PROBLEM TO SOLVE: Repeat all of the records verbatim.

RECORDED INFORMATION:
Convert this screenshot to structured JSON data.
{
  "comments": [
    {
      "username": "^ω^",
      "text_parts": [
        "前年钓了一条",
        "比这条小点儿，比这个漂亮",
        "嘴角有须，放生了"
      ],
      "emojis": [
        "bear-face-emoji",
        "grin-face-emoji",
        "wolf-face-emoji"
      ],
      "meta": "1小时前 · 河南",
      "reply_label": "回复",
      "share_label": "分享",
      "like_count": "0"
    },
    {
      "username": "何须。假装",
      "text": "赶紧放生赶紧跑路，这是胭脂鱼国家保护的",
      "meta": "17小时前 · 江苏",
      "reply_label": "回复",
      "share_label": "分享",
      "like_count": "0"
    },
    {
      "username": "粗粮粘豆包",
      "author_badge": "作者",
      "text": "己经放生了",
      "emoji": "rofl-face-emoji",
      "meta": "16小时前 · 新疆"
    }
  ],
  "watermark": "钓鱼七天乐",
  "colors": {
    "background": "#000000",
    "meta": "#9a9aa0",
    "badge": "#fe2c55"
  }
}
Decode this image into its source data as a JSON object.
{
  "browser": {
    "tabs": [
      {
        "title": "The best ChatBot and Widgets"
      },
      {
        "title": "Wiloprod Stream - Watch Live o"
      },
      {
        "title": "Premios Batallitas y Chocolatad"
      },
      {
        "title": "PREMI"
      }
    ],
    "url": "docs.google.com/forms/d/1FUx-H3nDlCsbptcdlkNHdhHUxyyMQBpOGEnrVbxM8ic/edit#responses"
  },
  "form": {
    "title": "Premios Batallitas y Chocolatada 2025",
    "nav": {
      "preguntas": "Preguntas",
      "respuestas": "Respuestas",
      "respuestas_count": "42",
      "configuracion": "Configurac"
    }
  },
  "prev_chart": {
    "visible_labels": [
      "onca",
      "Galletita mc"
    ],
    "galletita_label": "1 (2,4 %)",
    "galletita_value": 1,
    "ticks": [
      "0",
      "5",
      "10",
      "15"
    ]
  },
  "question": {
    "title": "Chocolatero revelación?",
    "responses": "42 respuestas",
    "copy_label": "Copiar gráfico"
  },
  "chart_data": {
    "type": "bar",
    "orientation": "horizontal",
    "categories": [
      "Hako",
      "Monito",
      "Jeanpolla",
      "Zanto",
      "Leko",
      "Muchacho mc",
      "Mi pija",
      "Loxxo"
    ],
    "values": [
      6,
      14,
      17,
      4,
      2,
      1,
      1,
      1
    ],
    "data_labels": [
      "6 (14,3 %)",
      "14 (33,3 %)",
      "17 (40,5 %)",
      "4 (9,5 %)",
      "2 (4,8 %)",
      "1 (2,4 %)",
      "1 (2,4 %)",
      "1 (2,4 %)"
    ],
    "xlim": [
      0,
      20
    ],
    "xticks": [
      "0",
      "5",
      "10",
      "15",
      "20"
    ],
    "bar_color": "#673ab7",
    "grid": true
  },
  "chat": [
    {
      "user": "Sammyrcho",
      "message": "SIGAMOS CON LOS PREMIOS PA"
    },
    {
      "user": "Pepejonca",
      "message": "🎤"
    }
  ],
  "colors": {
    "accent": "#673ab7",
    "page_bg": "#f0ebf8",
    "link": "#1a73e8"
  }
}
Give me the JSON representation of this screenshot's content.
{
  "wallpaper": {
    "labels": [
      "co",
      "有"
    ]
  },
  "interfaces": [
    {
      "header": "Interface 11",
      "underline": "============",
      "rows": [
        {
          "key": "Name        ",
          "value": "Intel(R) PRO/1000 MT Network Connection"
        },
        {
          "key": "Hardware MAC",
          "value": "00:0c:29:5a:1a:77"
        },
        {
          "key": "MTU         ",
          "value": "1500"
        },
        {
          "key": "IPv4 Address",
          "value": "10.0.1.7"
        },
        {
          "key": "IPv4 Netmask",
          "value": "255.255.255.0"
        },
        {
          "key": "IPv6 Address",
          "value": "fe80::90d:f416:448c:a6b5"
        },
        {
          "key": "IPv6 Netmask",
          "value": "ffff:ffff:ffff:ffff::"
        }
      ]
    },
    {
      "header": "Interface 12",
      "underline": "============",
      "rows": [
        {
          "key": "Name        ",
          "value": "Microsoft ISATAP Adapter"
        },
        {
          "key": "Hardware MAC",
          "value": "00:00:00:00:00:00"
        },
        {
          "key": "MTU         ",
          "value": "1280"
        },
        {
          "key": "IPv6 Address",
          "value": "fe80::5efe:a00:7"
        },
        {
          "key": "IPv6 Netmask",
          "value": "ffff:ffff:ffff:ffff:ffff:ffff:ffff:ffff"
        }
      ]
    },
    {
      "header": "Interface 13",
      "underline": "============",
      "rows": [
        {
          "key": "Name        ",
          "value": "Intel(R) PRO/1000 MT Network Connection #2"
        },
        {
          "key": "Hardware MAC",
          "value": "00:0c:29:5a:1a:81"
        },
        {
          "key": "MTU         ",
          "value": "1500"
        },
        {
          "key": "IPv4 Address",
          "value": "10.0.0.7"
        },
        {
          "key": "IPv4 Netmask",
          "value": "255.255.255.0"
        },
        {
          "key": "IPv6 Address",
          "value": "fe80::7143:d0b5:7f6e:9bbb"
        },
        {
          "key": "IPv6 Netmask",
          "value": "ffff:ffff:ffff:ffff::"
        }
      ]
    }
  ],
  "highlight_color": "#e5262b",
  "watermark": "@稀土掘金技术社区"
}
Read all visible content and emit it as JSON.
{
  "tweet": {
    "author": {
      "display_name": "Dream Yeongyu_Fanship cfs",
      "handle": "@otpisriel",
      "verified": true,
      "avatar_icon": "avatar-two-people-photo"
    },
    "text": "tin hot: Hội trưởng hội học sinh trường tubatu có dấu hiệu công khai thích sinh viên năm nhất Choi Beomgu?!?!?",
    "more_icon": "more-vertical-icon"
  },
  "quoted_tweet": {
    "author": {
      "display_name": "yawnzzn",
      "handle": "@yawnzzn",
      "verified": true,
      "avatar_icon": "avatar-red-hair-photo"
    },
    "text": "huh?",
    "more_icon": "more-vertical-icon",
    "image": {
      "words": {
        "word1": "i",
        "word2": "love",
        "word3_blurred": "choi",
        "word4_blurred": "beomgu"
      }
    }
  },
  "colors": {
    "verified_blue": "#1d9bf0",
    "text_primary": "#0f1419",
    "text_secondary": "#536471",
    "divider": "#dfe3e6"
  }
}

EXERCISE OUTPUT:
Convert this screenshot to structured JSON data.
{
  "comments": [
    {
      "username": "^ω^",
      "text_parts": [
        "前年钓了一条",
        "比这条小点儿，比这个漂亮",
        "嘴角有须，放生了"
      ],
      "emojis": [
        "bear-face-emoji",
        "grin-face-emoji",
        "wolf-face-emoji"
      ],
      "meta": "1小时前 · 河南",
      "reply_label": "回复",
      "share_label": "分享",
      "like_count": "0"
    },
    {
      "username": "何须。假装",
      "text": "赶紧放生赶紧跑路，这是胭脂鱼国家保护的",
      "meta": "17小时前 · 江苏",
      "reply_label": "回复",
      "share_label": "分享",
      "like_count": "0"
    },
    {
      "username": "粗粮粘豆包",
      "author_badge": "作者",
      "text": "己经放生了",
      "emoji": "rofl-face-emoji",
      "meta": "16小时前 · 新疆"
    }
  ],
  "watermark": "钓鱼七天乐",
  "colors": {
    "background": "#000000",
    "meta": "#9a9aa0",
    "badge": "#fe2c55"
  }
}
Decode this image into its source data as a JSON object.
{
  "browser": {
    "tabs": [
      {
        "title": "The best ChatBot and Widgets"
      },
      {
        "title": "Wiloprod Stream - Watch Live o"
      },
      {
        "title": "Premios Batallitas y Chocolatad"
      },
      {
        "title": "PREMI"
      }
    ],
    "url": "docs.google.com/forms/d/1FUx-H3nDlCsbptcdlkNHdhHUxyyMQBpOGEnrVbxM8ic/edit#responses"
  },
  "form": {
    "title": "Premios Batallitas y Chocolatada 2025",
    "nav": {
      "preguntas": "Preguntas",
      "respuestas": "Respuestas",
      "respuestas_count": "42",
      "configuracion": "Configurac"
    }
  },
  "prev_chart": {
    "visible_labels": [
      "onca",
      "Galletita mc"
    ],
    "galletita_label": "1 (2,4 %)",
    "galletita_value": 1,
    "ticks": [
      "0",
      "5",
      "10",
      "15"
    ]
  },
  "question": {
    "title": "Chocolatero revelación?",
    "responses": "42 respuestas",
    "copy_label": "Copiar gráfico"
  },
  "chart_data": {
    "type": "bar",
    "orientation": "horizontal",
    "categories": [
      "Hako",
      "Monito",
      "Jeanpolla",
      "Zanto",
      "Leko",
      "Muchacho mc",
      "Mi pija",
      "Loxxo"
    ],
    "values": [
      6,
      14,
      17,
      4,
      2,
      1,
      1,
      1
    ],
    "data_labels": [
      "6 (14,3 %)",
      "14 (33,3 %)",
      "17 (40,5 %)",
      "4 (9,5 %)",
      "2 (4,8 %)",
      "1 (2,4 %)",
      "1 (2,4 %)",
      "1 (2,4 %)"
    ],
    "xlim": [
      0,
      20
    ],
    "xticks": [
      "0",
      "5",
      "10",
      "15",
      "20"
    ],
    "bar_color": "#673ab7",
    "grid": true
  },
  "chat": [
    {
      "user": "Sammyrcho",
      "message": "SIGAMOS CON LOS PREMIOS PA"
    },
    {
      "user": "Pepejonca",
      "message": "🎤"
    }
  ],
  "colors": {
    "accent": "#673ab7",
    "page_bg": "#f0ebf8",
    "link": "#1a73e8"
  }
}
Give me the JSON representation of this screenshot's content.
{
  "wallpaper": {
    "labels": [
      "co",
      "有"
    ]
  },
  "interfaces": [
    {
      "header": "Interface 11",
      "underline": "============",
      "rows": [
        {
          "key": "Name        ",
          "value": "Intel(R) PRO/1000 MT Network Connection"
        },
        {
          "key": "Hardware MAC",
          "value": "00:0c:29:5a:1a:77"
        },
        {
          "key": "MTU         ",
          "value": "1500"
        },
        {
          "key": "IPv4 Address",
          "value": "10.0.1.7"
        },
        {
          "key": "IPv4 Netmask",
          "value": "255.255.255.0"
        },
        {
          "key": "IPv6 Address",
          "value": "fe80::90d:f416:448c:a6b5"
        },
        {
          "key": "IPv6 Netmask",
          "value": "ffff:ffff:ffff:ffff::"
        }
      ]
    },
    {
      "header": "Interface 12",
      "underline": "============",
      "rows": [
        {
          "key": "Name        ",
          "value": "Microsoft ISATAP Adapter"
        },
        {
          "key": "Hardware MAC",
          "value": "00:00:00:00:00:00"
        },
        {
          "key": "MTU         ",
          "value": "1280"
        },
        {
          "key": "IPv6 Address",
          "value": "fe80::5efe:a00:7"
        },
        {
          "key": "IPv6 Netmask",
          "value": "ffff:ffff:ffff:ffff:ffff:ffff:ffff:ffff"
        }
      ]
    },
    {
      "header": "Interface 13",
      "underline": "============",
      "rows": [
        {
          "key": "Name        ",
          "value": "Intel(R) PRO/1000 MT Network Connection #2"
        },
        {
          "key": "Hardware MAC",
          "value": "00:0c:29:5a:1a:81"
        },
        {
          "key": "MTU         ",
          "value": "1500"
        },
        {
          "key": "IPv4 Address",
          "value": "10.0.0.7"
        },
        {
          "key": "IPv4 Netmask",
          "value": "255.255.255.0"
        },
        {
          "key": "IPv6 Address",
          "value": "fe80::7143:d0b5:7f6e:9bbb"
        },
        {
          "key": "IPv6 Netmask",
          "value": "ffff:ffff:ffff:ffff::"
        }
      ]
    }
  ],
  "highlight_color": "#e5262b",
  "watermark": "@稀土掘金技术社区"
}
Read all visible content and emit it as JSON.
{
  "tweet": {
    "author": {
      "display_name": "Dream Yeongyu_Fanship cfs",
      "handle": "@otpisriel",
      "verified": true,
      "avatar_icon": "avatar-two-people-photo"
    },
    "text": "tin hot: Hội trưởng hội học sinh trường tubatu có dấu hiệu công khai thích sinh viên năm nhất Choi Beomgu?!?!?",
    "more_icon": "more-vertical-icon"
  },
  "quoted_tweet": {
    "author": {
      "display_name": "yawnzzn",
      "handle": "@yawnzzn",
      "verified": true,
      "avatar_icon": "avatar-red-hair-photo"
    },
    "text": "huh?",
    "more_icon": "more-vertical-icon",
    "image": {
      "words": {
        "word1": "i",
        "word2": "love",
        "word3_blurred": "choi",
        "word4_blurred": "beomgu"
      }
    }
  },
  "colors": {
    "verified_blue": "#1d9bf0",
    "text_primary": "#0f1419",
    "text_secondary": "#536471",
    "divider": "#dfe3e6"
  }
}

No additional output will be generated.